Input material —
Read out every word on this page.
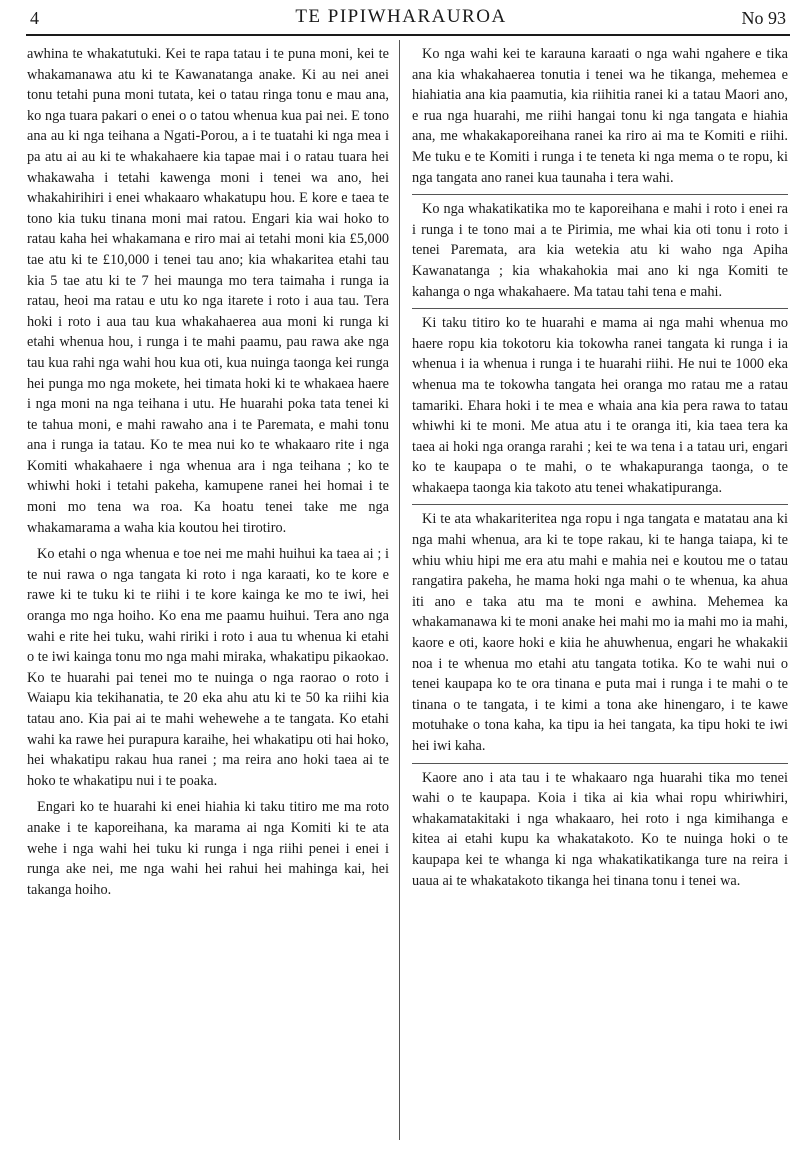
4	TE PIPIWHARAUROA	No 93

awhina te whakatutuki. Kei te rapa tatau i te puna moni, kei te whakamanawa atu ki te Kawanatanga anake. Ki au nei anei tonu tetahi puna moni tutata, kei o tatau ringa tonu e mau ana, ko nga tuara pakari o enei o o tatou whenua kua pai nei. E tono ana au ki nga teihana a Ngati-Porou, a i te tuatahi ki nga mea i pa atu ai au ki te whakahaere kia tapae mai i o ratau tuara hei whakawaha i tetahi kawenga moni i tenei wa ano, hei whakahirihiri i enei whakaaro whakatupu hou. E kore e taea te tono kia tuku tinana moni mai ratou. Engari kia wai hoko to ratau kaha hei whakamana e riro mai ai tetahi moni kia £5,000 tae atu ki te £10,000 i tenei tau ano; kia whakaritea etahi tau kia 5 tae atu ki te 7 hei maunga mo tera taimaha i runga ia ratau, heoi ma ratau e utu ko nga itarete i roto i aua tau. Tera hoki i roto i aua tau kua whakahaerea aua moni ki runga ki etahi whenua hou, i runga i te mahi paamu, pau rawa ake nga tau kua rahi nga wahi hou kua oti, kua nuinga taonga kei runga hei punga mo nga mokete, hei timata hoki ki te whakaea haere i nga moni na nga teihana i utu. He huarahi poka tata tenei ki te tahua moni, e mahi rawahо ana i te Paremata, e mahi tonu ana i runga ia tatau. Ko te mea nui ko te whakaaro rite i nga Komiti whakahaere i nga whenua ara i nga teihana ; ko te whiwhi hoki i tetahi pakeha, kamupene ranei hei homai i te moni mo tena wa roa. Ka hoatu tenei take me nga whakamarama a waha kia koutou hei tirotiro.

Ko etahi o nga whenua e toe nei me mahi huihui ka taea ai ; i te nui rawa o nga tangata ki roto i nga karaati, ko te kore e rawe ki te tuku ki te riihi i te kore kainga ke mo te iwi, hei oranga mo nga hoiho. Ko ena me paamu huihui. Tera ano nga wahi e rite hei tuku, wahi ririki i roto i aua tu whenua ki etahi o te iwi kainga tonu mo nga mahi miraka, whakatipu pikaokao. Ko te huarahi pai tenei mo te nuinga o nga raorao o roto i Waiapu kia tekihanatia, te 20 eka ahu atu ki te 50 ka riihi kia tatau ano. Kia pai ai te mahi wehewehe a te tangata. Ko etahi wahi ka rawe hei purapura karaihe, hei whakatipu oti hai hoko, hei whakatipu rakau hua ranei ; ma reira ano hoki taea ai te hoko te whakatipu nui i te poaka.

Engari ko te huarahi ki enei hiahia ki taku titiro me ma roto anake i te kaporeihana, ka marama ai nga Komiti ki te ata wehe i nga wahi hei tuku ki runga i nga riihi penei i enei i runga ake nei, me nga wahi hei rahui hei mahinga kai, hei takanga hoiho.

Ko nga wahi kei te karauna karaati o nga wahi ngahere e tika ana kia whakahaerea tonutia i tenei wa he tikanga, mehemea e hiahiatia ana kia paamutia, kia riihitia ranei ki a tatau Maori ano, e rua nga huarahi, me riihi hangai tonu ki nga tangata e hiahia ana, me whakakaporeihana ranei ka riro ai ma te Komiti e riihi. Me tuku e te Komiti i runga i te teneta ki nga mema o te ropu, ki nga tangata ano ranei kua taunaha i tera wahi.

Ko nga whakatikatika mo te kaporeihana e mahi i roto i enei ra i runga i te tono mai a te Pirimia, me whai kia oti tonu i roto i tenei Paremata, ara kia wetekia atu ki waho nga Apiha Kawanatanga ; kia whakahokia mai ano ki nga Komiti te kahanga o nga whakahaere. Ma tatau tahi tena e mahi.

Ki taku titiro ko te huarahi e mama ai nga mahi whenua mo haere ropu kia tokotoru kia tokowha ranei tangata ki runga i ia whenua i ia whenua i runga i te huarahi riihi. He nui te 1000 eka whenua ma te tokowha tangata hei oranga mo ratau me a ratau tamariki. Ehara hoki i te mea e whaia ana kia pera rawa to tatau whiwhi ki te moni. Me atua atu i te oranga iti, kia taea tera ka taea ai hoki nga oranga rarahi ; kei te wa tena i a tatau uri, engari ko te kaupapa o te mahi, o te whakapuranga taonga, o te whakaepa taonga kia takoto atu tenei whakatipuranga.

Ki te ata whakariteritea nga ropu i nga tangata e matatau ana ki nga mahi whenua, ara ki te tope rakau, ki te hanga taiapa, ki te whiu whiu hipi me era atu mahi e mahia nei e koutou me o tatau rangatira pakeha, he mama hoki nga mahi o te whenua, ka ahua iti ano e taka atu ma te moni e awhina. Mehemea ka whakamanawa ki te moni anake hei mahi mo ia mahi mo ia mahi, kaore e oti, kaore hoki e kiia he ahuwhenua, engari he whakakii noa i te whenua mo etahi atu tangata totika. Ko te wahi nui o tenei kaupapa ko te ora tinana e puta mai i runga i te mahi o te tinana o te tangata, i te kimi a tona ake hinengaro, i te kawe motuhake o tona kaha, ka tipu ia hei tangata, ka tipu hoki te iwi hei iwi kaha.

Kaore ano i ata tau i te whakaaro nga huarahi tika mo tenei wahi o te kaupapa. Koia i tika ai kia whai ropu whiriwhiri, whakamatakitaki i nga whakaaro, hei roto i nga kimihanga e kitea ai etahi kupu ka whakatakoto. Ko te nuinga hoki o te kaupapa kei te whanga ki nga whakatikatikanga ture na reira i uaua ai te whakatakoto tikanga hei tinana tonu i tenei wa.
...
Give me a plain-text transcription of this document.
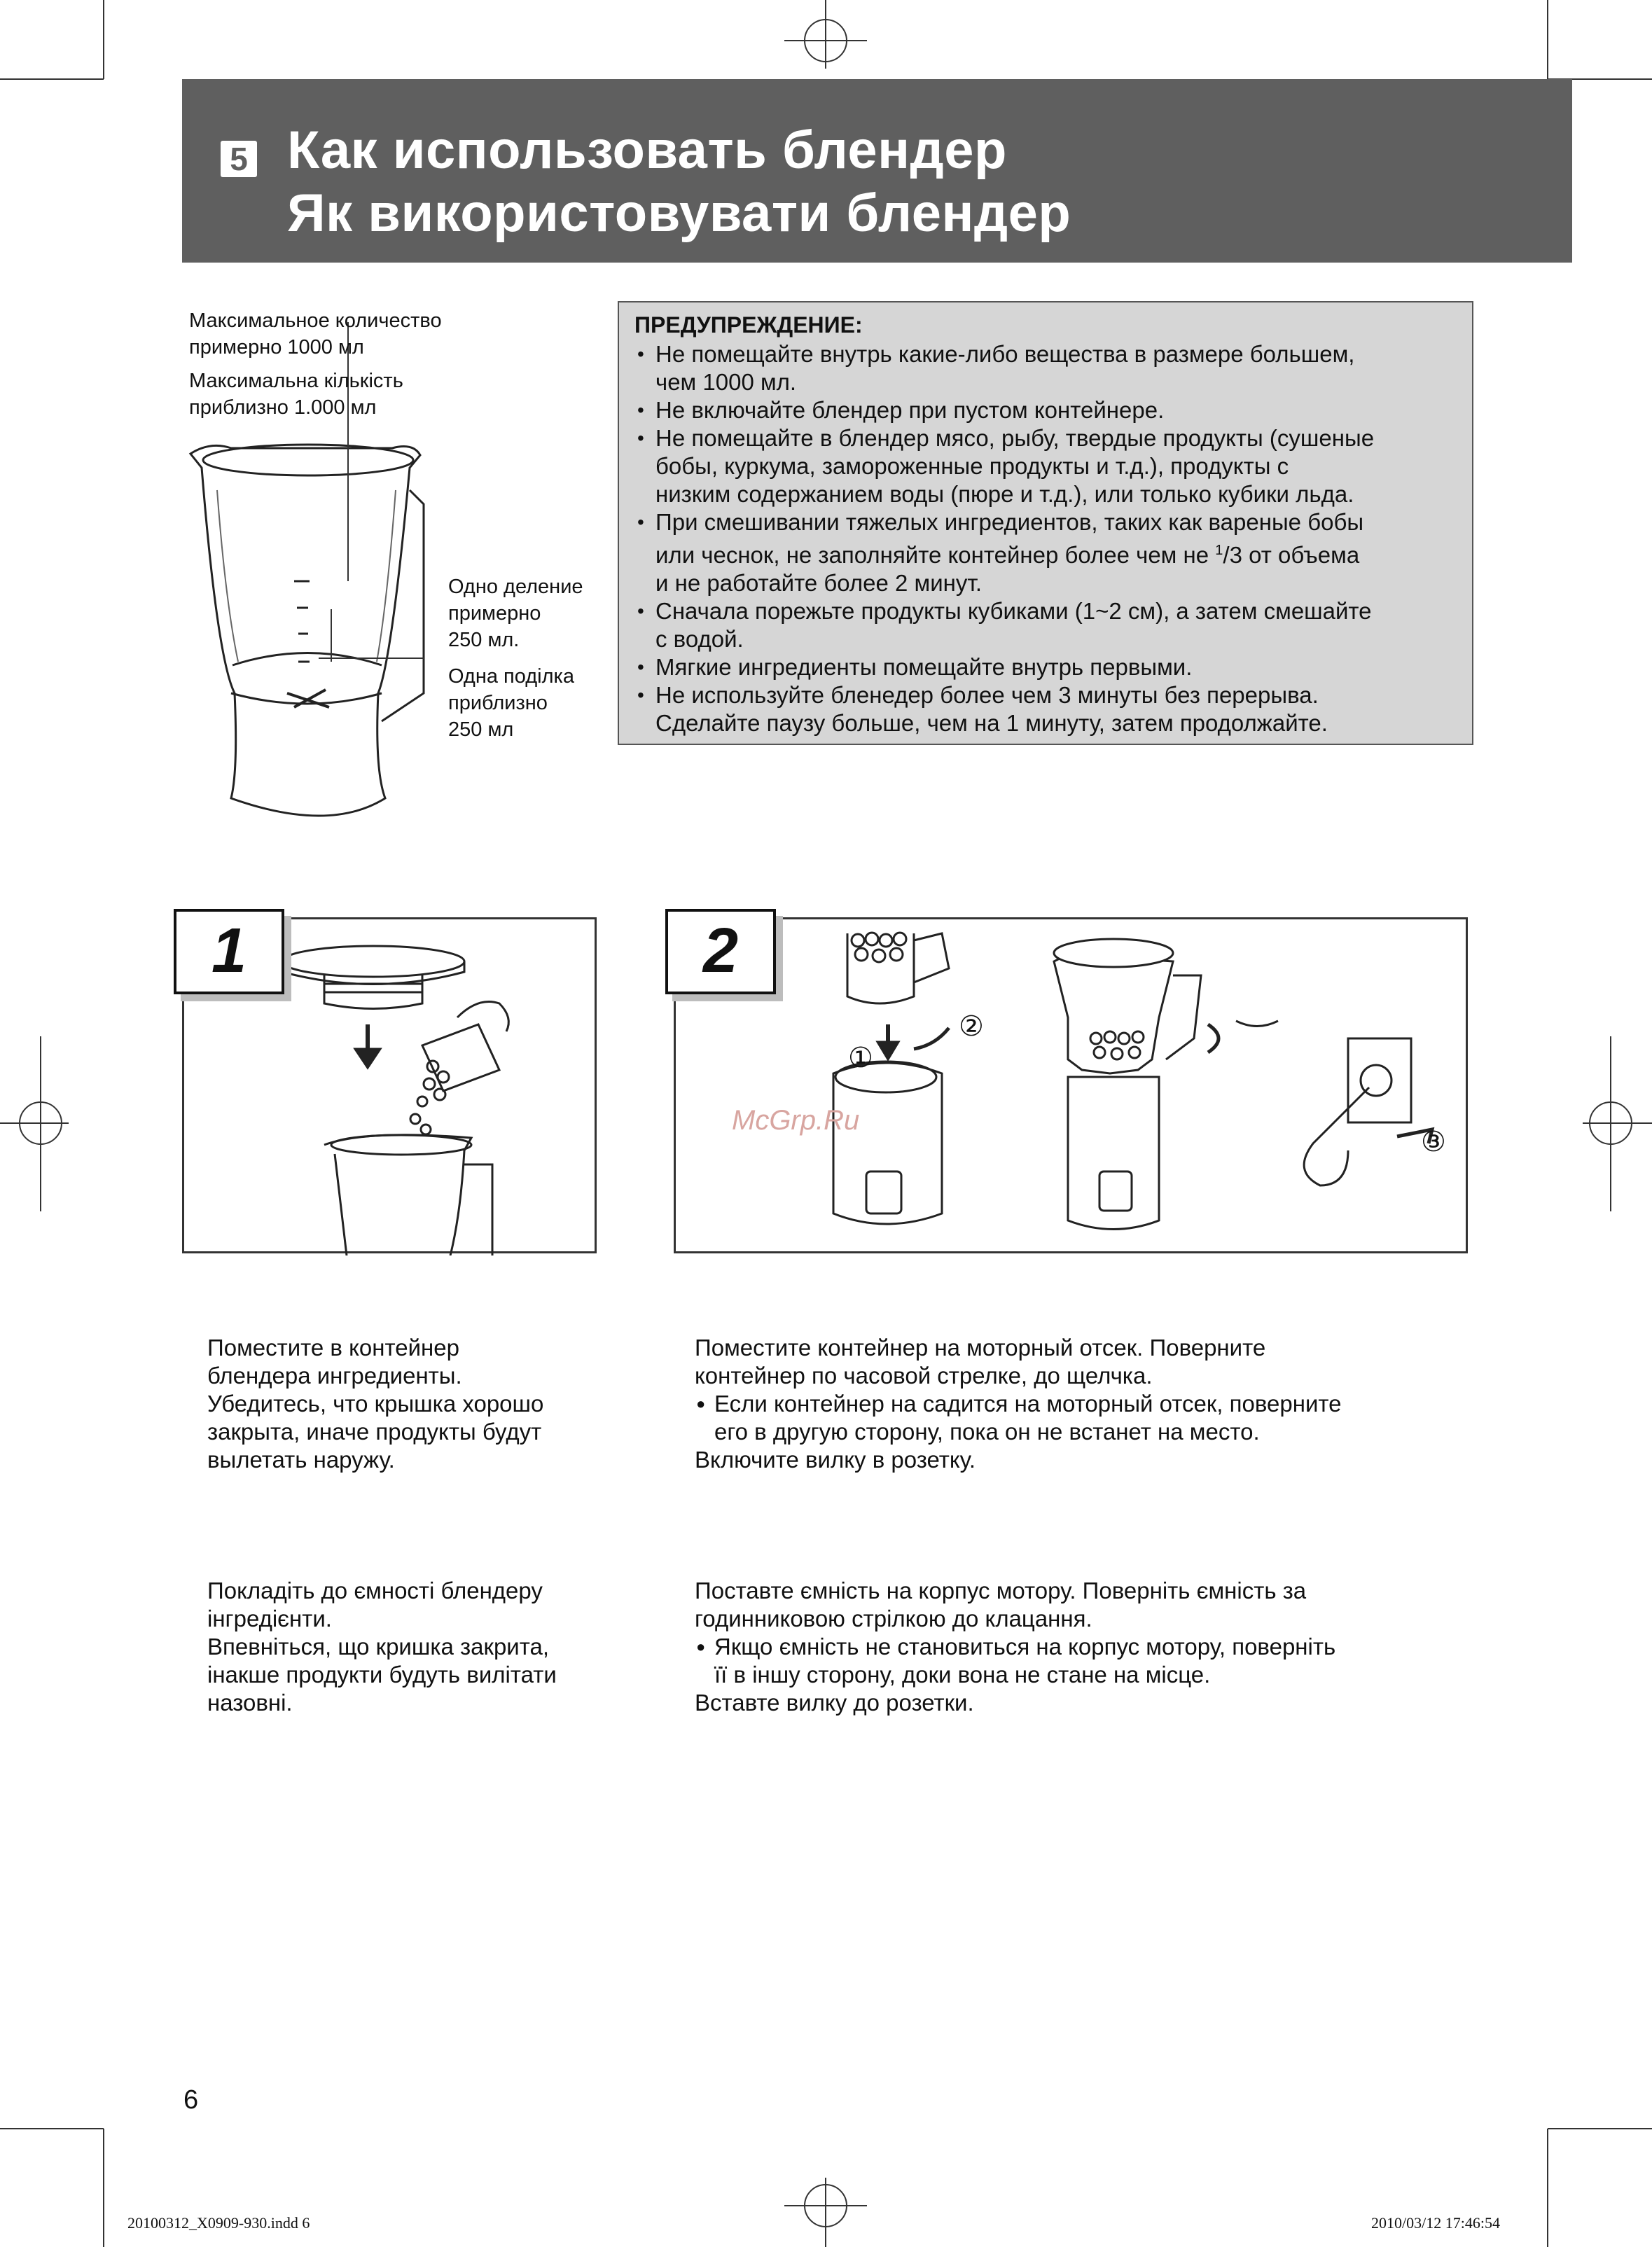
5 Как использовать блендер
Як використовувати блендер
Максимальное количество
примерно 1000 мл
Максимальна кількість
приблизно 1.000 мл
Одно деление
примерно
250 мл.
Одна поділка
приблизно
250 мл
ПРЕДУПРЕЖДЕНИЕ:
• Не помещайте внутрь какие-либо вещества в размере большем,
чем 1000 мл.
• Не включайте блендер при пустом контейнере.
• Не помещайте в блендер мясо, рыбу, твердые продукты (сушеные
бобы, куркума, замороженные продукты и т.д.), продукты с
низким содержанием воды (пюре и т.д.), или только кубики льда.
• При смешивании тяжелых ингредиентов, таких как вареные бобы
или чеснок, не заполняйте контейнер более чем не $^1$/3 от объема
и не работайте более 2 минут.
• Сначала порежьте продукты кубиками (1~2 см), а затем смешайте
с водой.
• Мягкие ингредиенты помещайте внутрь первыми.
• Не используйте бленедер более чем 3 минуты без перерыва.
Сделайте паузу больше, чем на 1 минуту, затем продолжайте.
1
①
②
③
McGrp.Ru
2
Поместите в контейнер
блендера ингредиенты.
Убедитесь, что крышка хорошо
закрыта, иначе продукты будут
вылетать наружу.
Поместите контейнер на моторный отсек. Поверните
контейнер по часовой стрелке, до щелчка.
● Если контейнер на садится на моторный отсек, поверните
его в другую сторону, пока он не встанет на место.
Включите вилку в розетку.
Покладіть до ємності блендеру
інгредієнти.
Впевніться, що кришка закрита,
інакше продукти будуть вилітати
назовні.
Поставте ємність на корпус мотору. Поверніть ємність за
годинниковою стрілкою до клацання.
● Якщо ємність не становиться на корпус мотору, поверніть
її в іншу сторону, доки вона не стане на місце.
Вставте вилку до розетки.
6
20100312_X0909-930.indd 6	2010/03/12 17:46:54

Task to carry out — Show every line from the entries above in which the word "продукты" appears.

Result of this exercise —
• Не помещайте в блендер мясо, рыбу, твердые продукты (сушеные
бобы, куркума, замороженные продукты и т.д.), продукты с
• Сначала порежьте продукты кубиками (1~2 см), а затем смешайте
закрыта, иначе продукты будут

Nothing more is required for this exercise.